**Written exercise**
Output the material below unchanged, apart from leaving out the pictures.

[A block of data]
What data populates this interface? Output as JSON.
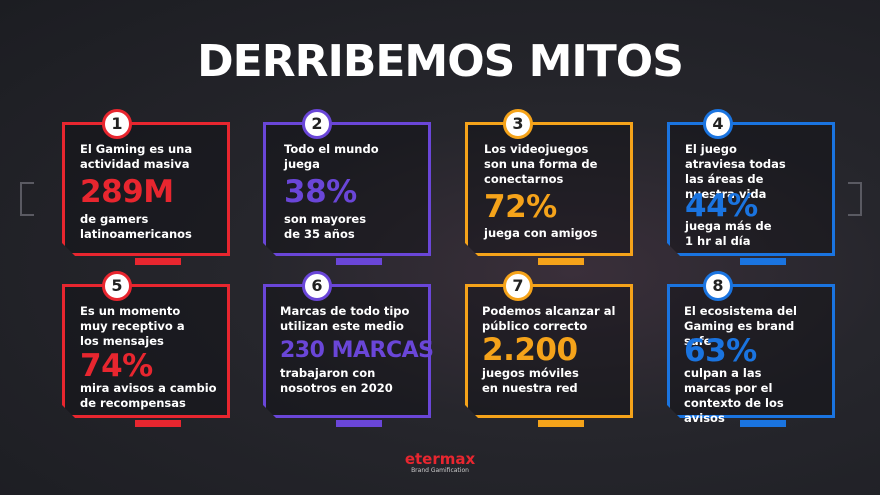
{
  "title": "DERRIBEMOS MITOS",
  "colors": {
    "red": "#e8262f",
    "purple": "#6a46d8",
    "orange": "#f5a31a",
    "blue": "#1a74e0"
  },
  "cards": [
    {
      "number": "1",
      "pre": "El Gaming es una actividad masiva",
      "stat": "289M",
      "post": "de gamers latinoamericanos"
    },
    {
      "number": "2",
      "pre": "Todo el mundo juega",
      "stat": "38%",
      "post": "son mayores de 35 años"
    },
    {
      "number": "3",
      "pre": "Los videojuegos son una forma de conectarnos",
      "stat": "72%",
      "post": "juega con amigos"
    },
    {
      "number": "4",
      "pre": "El juego atraviesa todas las áreas de nuestra vida",
      "stat": "44%",
      "post": "juega más de 1 hr al día"
    },
    {
      "number": "5",
      "pre": "Es un momento muy receptivo a los mensajes",
      "stat": "74%",
      "post": "mira avisos a cambio de recompensas"
    },
    {
      "number": "6",
      "pre": "Marcas de todo tipo utilizan este medio",
      "stat": "230 MARCAS",
      "post": "trabajaron con nosotros en 2020"
    },
    {
      "number": "7",
      "pre": "Podemos alcanzar al público correcto",
      "stat": "2.200",
      "post": "juegos móviles en nuestra red"
    },
    {
      "number": "8",
      "pre": "El ecosistema del Gaming es brand safe",
      "stat": "63%",
      "post": "culpan a las marcas por el contexto de los avisos"
    }
  ],
  "logo": {
    "brand": "etermax",
    "tagline": "Brand Gamification"
  }
}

**Exercise answer**
What data populates this interface? Output as JSON.
{
  "title": "DERRIBEMOS MITOS",
  "colors": {
    "red": "#e8262f",
    "purple": "#6a46d8",
    "orange": "#f5a31a",
    "blue": "#1a74e0"
  },
  "cards": [
    {
      "number": "1",
      "pre": "El Gaming es una actividad masiva",
      "stat": "289M",
      "post": "de gamers latinoamericanos"
    },
    {
      "number": "2",
      "pre": "Todo el mundo juega",
      "stat": "38%",
      "post": "son mayores de 35 años"
    },
    {
      "number": "3",
      "pre": "Los videojuegos son una forma de conectarnos",
      "stat": "72%",
      "post": "juega con amigos"
    },
    {
      "number": "4",
      "pre": "El juego atraviesa todas las áreas de nuestra vida",
      "stat": "44%",
      "post": "juega más de 1 hr al día"
    },
    {
      "number": "5",
      "pre": "Es un momento muy receptivo a los mensajes",
      "stat": "74%",
      "post": "mira avisos a cambio de recompensas"
    },
    {
      "number": "6",
      "pre": "Marcas de todo tipo utilizan este medio",
      "stat": "230 MARCAS",
      "post": "trabajaron con nosotros en 2020"
    },
    {
      "number": "7",
      "pre": "Podemos alcanzar al público correcto",
      "stat": "2.200",
      "post": "juegos móviles en nuestra red"
    },
    {
      "number": "8",
      "pre": "El ecosistema del Gaming es brand safe",
      "stat": "63%",
      "post": "culpan a las marcas por el contexto de los avisos"
    }
  ],
  "logo": {
    "brand": "etermax",
    "tagline": "Brand Gamification"
  }
}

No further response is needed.